DO THIS => Extract all lines in the data that contain the word "country".

DATA =>
╔══

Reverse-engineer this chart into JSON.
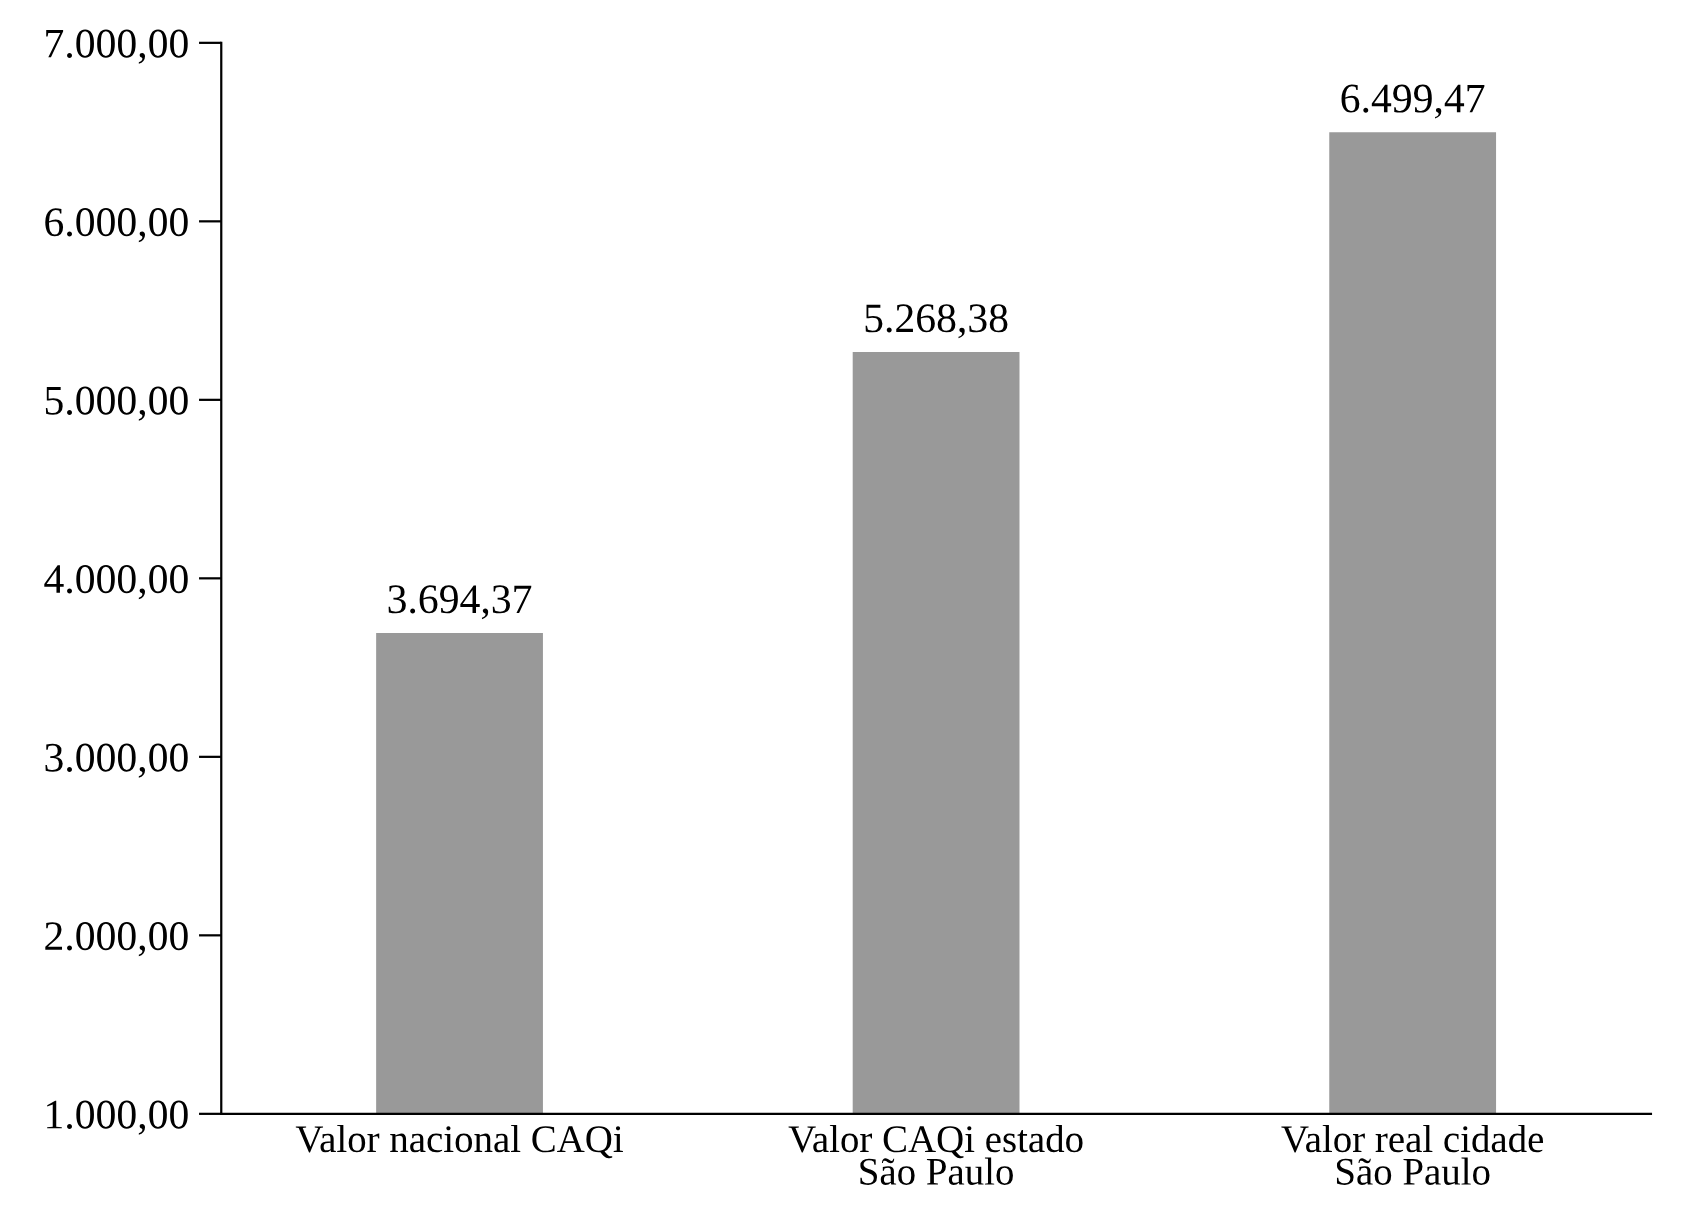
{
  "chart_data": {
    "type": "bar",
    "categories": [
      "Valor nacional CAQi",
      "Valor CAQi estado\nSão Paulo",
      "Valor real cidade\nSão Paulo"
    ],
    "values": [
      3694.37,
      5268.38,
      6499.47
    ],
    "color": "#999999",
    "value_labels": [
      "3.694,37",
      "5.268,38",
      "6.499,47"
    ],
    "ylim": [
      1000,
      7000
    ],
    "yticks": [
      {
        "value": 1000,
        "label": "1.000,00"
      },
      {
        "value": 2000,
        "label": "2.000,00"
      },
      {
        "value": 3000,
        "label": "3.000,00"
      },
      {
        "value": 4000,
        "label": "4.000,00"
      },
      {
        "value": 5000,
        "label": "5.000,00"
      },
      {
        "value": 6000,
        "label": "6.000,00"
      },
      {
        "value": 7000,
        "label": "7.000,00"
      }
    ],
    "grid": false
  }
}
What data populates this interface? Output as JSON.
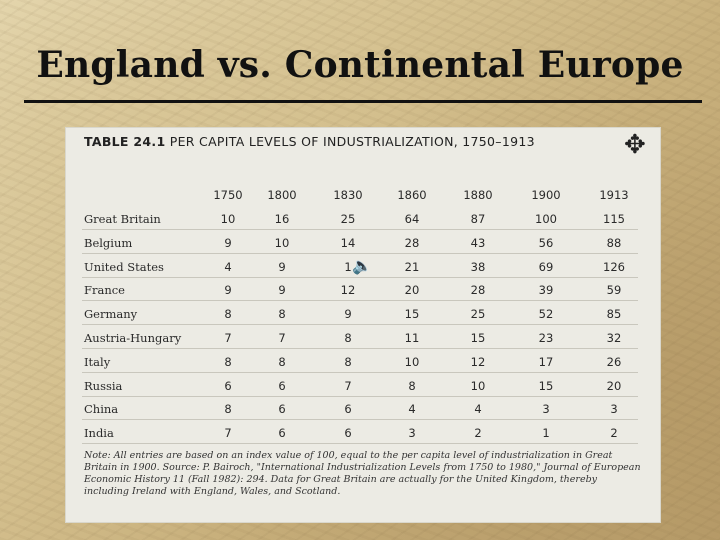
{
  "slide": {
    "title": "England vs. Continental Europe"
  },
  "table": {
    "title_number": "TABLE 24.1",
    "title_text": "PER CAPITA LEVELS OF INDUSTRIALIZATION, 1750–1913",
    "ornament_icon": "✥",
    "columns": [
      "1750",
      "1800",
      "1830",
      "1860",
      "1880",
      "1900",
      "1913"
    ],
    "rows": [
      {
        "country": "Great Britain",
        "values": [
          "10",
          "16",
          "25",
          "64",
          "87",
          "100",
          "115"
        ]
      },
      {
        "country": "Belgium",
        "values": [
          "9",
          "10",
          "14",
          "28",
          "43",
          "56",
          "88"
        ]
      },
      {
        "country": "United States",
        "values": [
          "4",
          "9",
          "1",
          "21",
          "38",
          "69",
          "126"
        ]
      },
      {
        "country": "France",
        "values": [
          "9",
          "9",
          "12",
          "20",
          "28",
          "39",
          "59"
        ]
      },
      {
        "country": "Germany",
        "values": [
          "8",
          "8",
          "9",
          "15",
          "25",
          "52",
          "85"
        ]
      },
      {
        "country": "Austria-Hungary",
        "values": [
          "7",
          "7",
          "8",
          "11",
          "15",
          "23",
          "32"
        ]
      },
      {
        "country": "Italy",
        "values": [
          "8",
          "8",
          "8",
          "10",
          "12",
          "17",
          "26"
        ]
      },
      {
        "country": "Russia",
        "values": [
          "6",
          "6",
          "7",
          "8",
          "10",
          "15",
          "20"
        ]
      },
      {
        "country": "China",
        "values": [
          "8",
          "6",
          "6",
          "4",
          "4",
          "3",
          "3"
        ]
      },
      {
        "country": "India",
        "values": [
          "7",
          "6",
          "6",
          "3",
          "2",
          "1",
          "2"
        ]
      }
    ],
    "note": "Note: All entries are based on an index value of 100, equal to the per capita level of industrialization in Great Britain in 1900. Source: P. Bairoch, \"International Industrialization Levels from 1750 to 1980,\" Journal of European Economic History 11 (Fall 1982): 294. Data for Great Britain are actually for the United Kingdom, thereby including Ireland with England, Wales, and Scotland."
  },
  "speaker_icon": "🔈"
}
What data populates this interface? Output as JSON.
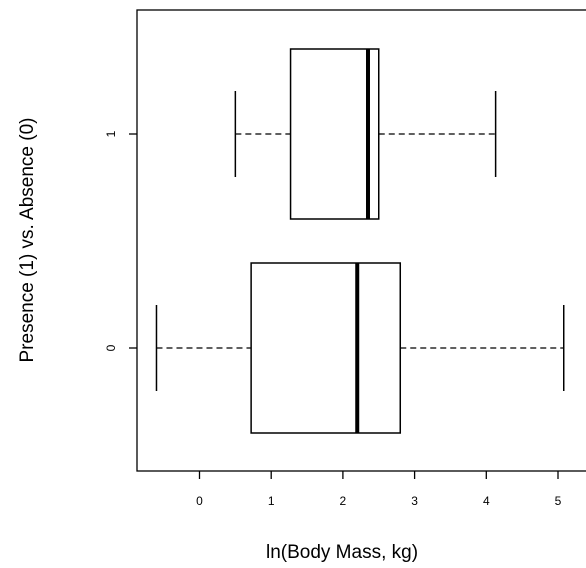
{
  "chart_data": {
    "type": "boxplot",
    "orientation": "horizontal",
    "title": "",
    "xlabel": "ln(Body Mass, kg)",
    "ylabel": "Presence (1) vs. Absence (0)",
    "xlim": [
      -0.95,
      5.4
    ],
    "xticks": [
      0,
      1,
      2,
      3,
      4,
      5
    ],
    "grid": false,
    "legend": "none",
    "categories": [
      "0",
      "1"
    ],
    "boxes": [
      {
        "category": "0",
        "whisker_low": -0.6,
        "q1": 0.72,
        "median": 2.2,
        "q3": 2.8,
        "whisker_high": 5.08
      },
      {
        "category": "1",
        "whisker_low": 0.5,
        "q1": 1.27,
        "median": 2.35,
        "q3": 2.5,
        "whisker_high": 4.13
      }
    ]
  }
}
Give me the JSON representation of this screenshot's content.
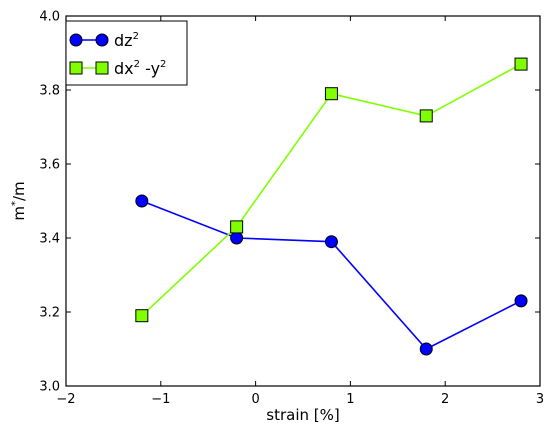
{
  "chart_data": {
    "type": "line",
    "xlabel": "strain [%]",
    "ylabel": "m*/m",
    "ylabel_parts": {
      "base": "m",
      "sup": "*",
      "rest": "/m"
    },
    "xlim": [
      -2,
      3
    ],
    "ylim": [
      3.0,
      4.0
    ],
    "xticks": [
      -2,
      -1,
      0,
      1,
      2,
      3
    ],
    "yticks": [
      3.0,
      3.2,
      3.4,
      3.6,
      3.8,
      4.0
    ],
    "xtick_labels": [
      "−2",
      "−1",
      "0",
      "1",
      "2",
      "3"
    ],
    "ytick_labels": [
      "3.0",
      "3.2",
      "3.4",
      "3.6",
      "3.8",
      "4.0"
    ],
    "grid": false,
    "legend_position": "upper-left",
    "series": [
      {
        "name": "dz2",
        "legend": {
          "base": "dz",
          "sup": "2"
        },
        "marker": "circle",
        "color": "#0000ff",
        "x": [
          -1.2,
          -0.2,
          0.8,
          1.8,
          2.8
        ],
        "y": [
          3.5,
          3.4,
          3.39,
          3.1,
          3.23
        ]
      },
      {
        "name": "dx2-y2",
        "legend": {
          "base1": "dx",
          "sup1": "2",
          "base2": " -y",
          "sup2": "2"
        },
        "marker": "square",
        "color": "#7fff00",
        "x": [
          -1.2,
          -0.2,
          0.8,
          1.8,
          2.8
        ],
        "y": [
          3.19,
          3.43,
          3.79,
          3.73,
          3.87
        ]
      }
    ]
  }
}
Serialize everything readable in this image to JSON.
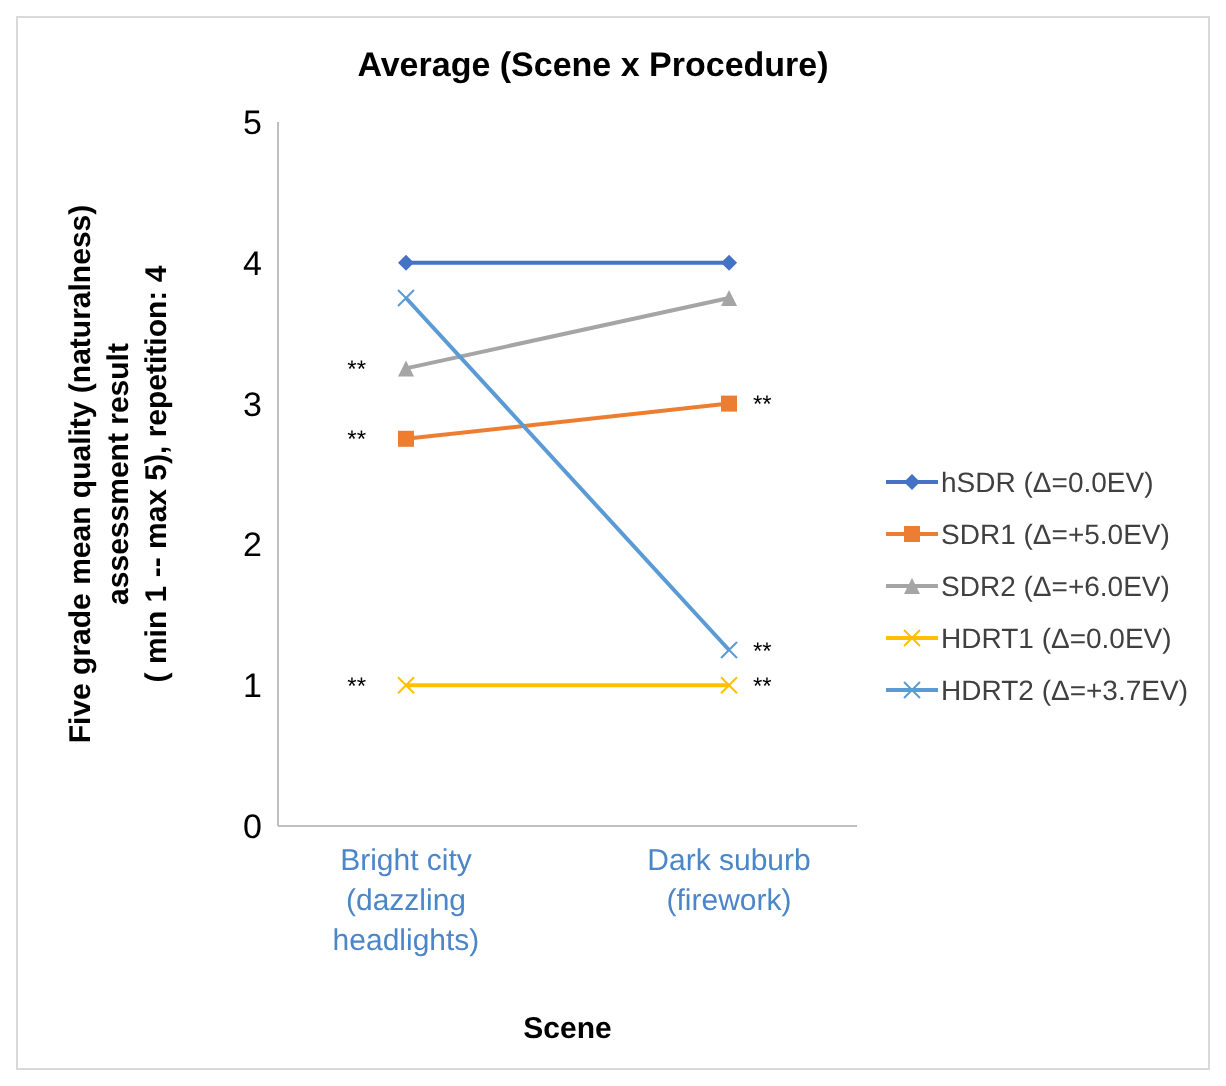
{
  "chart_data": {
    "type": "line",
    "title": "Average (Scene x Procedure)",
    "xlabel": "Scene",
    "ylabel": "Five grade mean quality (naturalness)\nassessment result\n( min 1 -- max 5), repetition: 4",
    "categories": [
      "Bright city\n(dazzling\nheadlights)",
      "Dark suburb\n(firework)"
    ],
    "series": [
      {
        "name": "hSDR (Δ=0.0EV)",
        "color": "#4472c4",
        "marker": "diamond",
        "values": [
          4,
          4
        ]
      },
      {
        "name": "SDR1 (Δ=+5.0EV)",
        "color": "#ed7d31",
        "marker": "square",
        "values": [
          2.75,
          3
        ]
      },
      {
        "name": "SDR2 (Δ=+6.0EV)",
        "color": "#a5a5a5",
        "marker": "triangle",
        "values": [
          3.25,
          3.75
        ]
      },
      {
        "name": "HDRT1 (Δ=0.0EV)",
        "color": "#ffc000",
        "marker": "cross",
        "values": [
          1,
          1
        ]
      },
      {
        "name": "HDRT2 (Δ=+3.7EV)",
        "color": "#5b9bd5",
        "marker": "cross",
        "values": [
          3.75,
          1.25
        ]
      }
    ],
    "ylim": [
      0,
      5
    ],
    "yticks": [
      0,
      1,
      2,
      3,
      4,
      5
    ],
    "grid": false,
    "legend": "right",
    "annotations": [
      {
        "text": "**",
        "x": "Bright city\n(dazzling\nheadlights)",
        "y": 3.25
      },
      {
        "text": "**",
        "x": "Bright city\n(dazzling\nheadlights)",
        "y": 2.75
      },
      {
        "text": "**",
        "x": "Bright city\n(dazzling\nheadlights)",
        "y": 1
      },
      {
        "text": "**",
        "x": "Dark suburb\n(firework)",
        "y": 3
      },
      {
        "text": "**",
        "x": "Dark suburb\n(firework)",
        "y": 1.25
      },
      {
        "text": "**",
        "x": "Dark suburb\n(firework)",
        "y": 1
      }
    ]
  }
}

╚══

COMPLETED EXERCISE =>
        "country": "Great Britain",
        "country": "Belgium",
        "country": "United States",
        "country": "France",
        "country": "Germany",
        "country": "Austria-Hungary",
        "country": "Italy",
        "country": "Russia",
        "country": "China",
        "country": "India",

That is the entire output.